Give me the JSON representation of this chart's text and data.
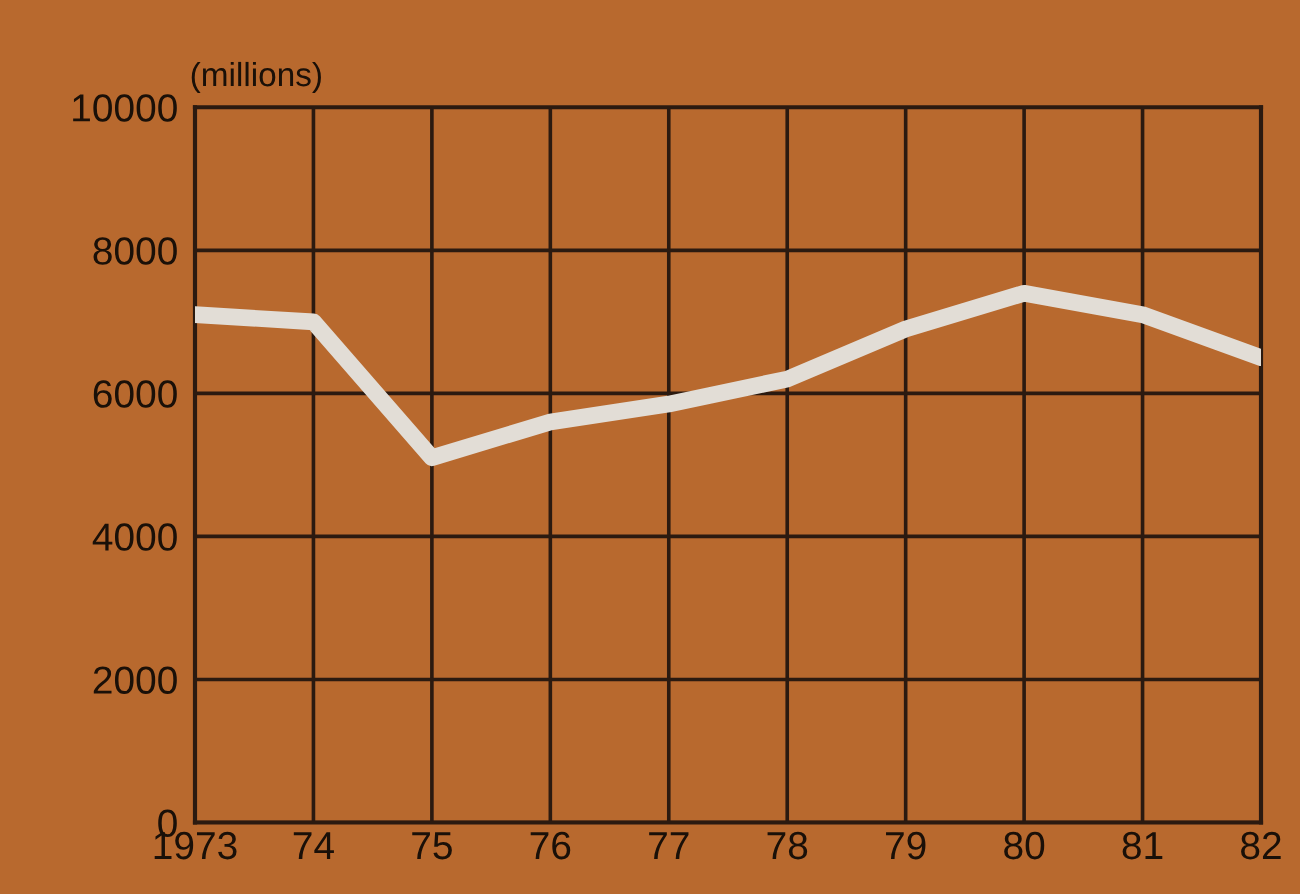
{
  "chart_data": {
    "type": "line",
    "ylabel": "(millions)",
    "x": [
      1973,
      1974,
      1975,
      1976,
      1977,
      1978,
      1979,
      1980,
      1981,
      1982
    ],
    "series": [
      {
        "color": "#e2ddd6",
        "values": [
          7100,
          7000,
          5100,
          5600,
          5850,
          6200,
          6900,
          7400,
          7100,
          6500
        ]
      }
    ],
    "xlim": [
      1973,
      1982
    ],
    "xticks": [
      {
        "value": 1973,
        "label": "1973"
      },
      {
        "value": 1974,
        "label": "74"
      },
      {
        "value": 1975,
        "label": "75"
      },
      {
        "value": 1976,
        "label": "76"
      },
      {
        "value": 1977,
        "label": "77"
      },
      {
        "value": 1978,
        "label": "78"
      },
      {
        "value": 1979,
        "label": "79"
      },
      {
        "value": 1980,
        "label": "80"
      },
      {
        "value": 1981,
        "label": "81"
      },
      {
        "value": 1982,
        "label": "82"
      }
    ],
    "ylim": [
      0,
      10000
    ],
    "yticks": [
      0,
      2000,
      4000,
      6000,
      8000,
      10000
    ],
    "grid": true,
    "marker": "none",
    "line_style": "solid"
  }
}
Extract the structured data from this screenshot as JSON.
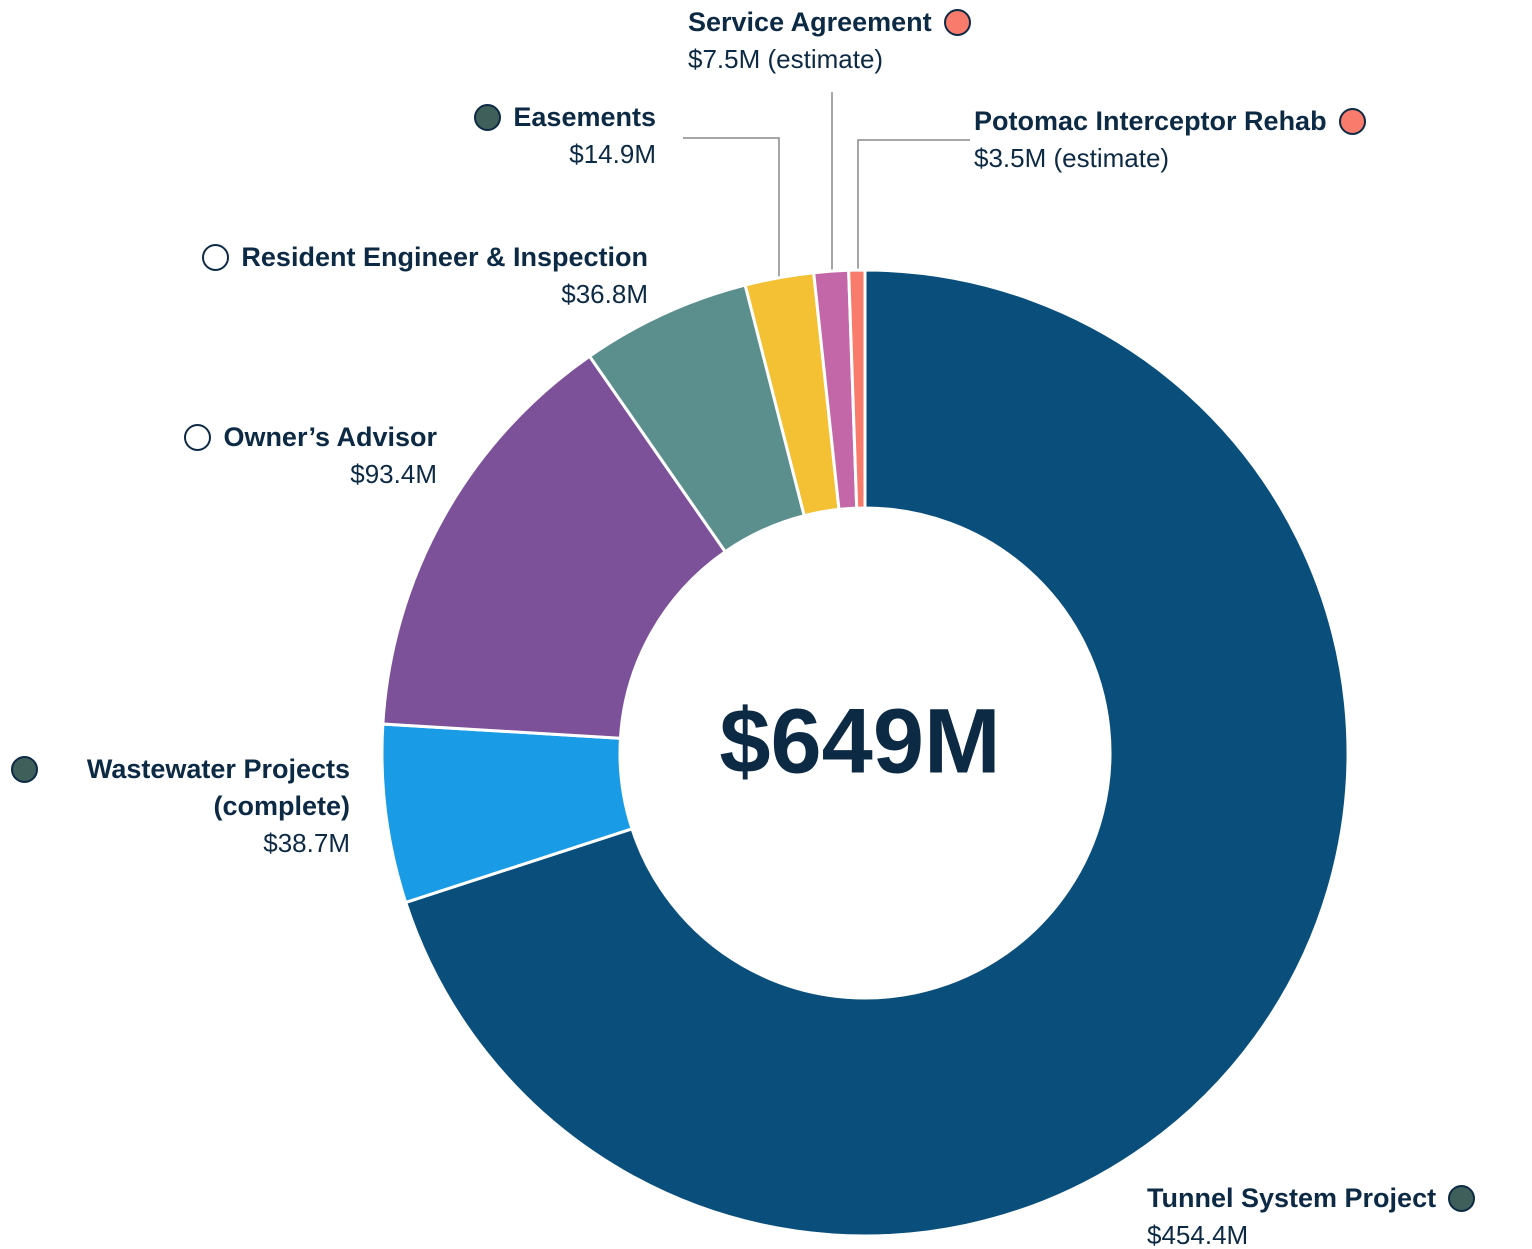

**Required task**
For the entries shown above, give the number of lines that include the word "JSON", without any other text.

**Written solution**
2